• **Extract provided**:
+-------+
One of the checks deposited into the account from Peer Pedersen, was dated December 10, 2004, in the amount of $106,805.60 check. Lunn knew about this check, however, those funds were received before the bankruptcy proceedings. (Tr. 62-63, 65; Adm. Ex. 19). Lunn was aware of discussions with Leaders Bank for additional funding, but he was not aware that
Leaders Bank actually provided any funds. (Tr. 61-62). Neff believes Lunn is a bright man who understands business and financial transactions. (Tr. 74).
At one point, Respondent had filed a proof of claim with the bankruptcy court and a lis pendens for unpaid fees. (Tr. 57-58; Adm. Exs. 50, 51). Neff filed an adversary proceeding in the bankruptcy action against Respondent in connection with the D.C. Services account. As part of that proceeding, Neff objected to the proof of claim. A judgment was ultimately entered against Respondent. (Tr. 59-60; Adm. Ex. 53).
+-------+
• **Provided material**:
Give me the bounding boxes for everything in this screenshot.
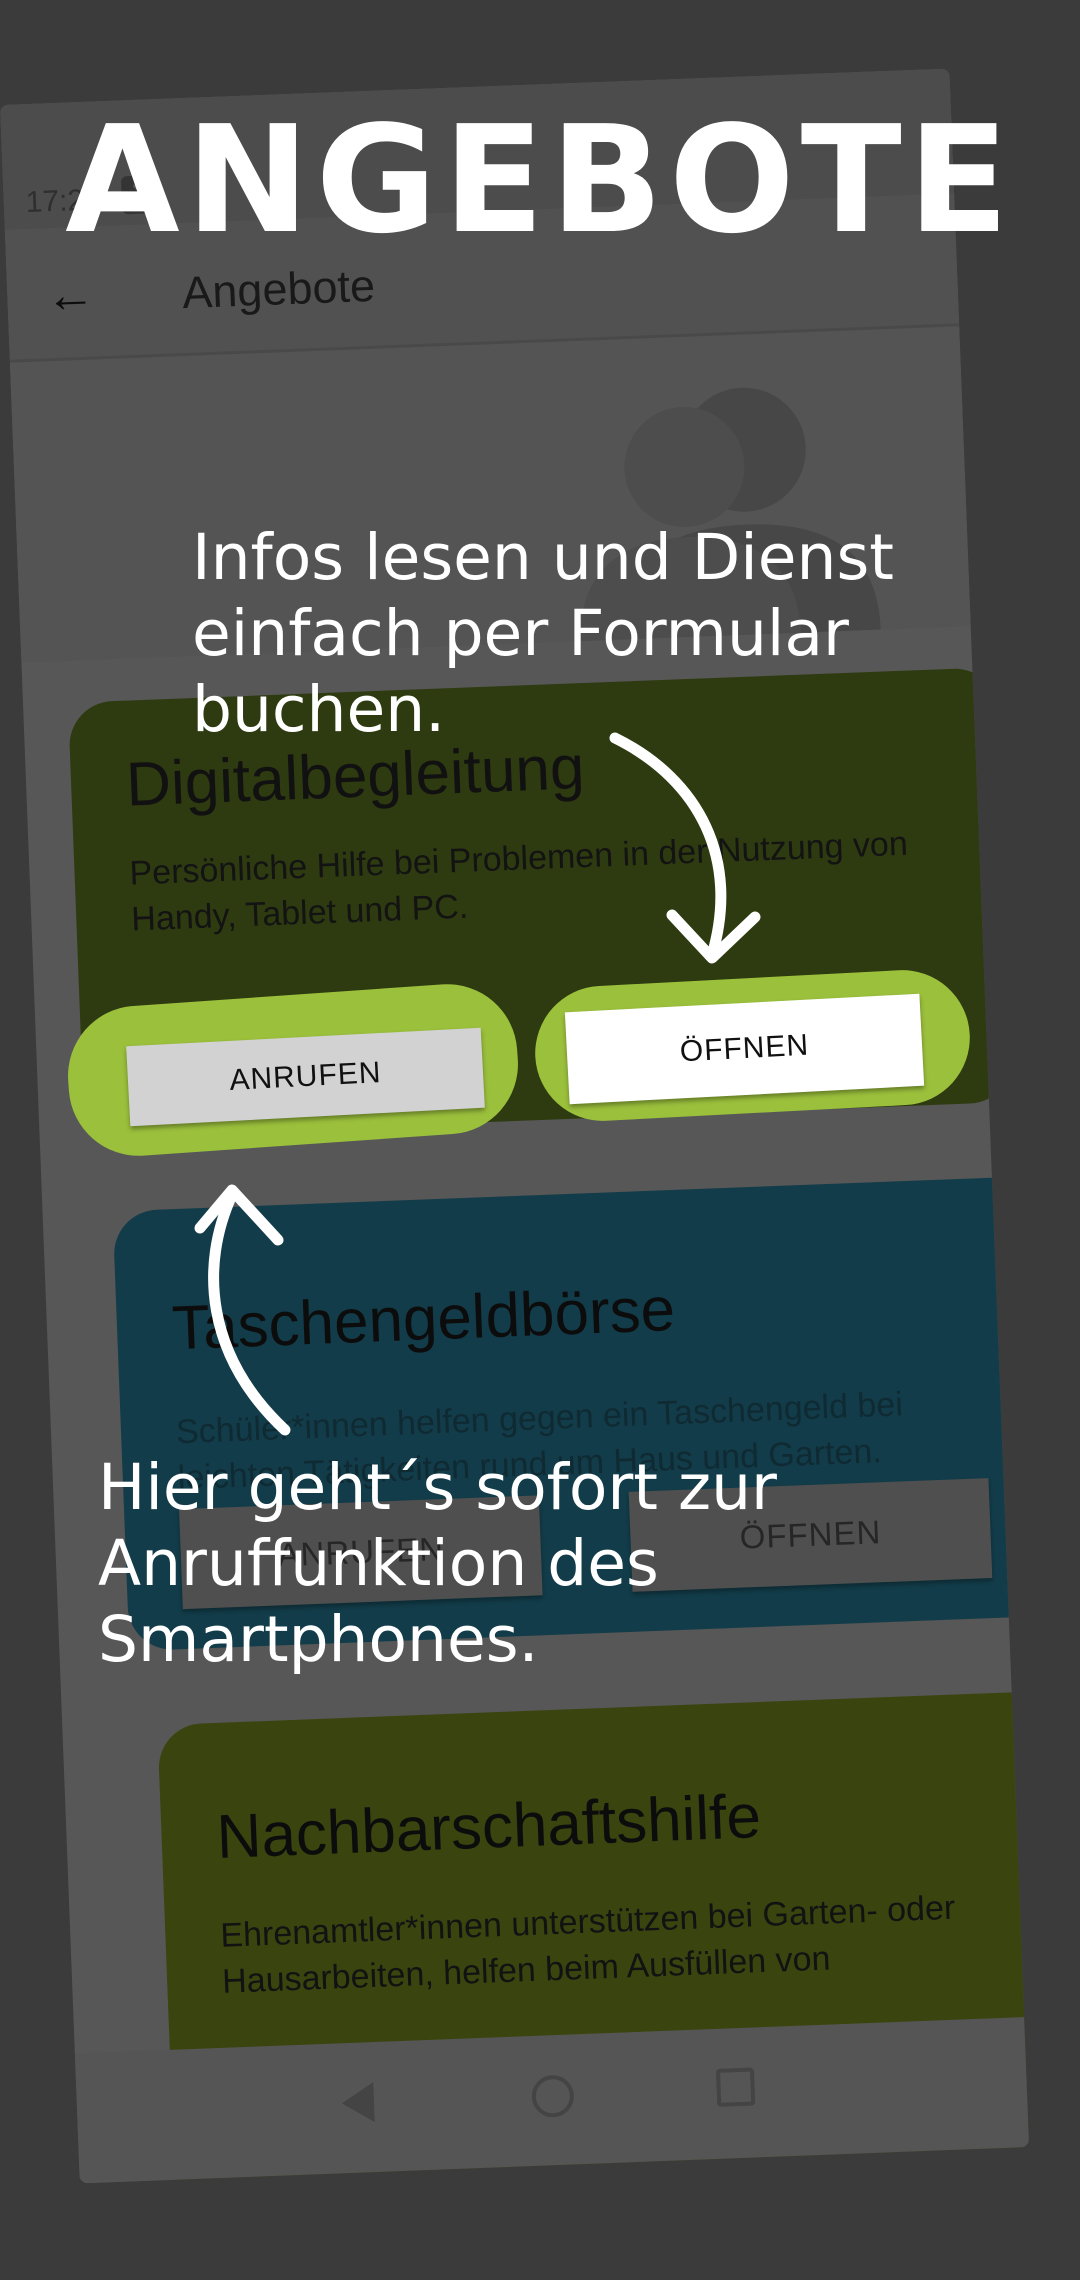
+-------+
• **Exercise set**:
1. In the bankruptcy excerpt, what did Neff object to as part of the adversary proceeding?
2. Retype a passage of the bankruptcy excerpt, beginning at the words "One of the checks" and stopping after "transactions. (Tr. 74).".
The data above come from a source unrelated to the bankruptcy excerpt.

• **Outputs by task**:
1. Neff objected to Respondent's proof of claim.

2.
One of the checks deposited into the account from Peer Pedersen, was dated December 10, 2004, in the amount of $106,805.60 check. Lunn knew about this check, however, those funds were received before the bankruptcy proceedings. (Tr. 62-63, 65; Adm. Ex. 19). Lunn was aware of discussions with Leaders Bank for additional funding, but he was not aware that
Leaders Bank actually provided any funds. (Tr. 61-62). Neff believes Lunn is a bright man who understands business and financial transactions. (Tr. 74).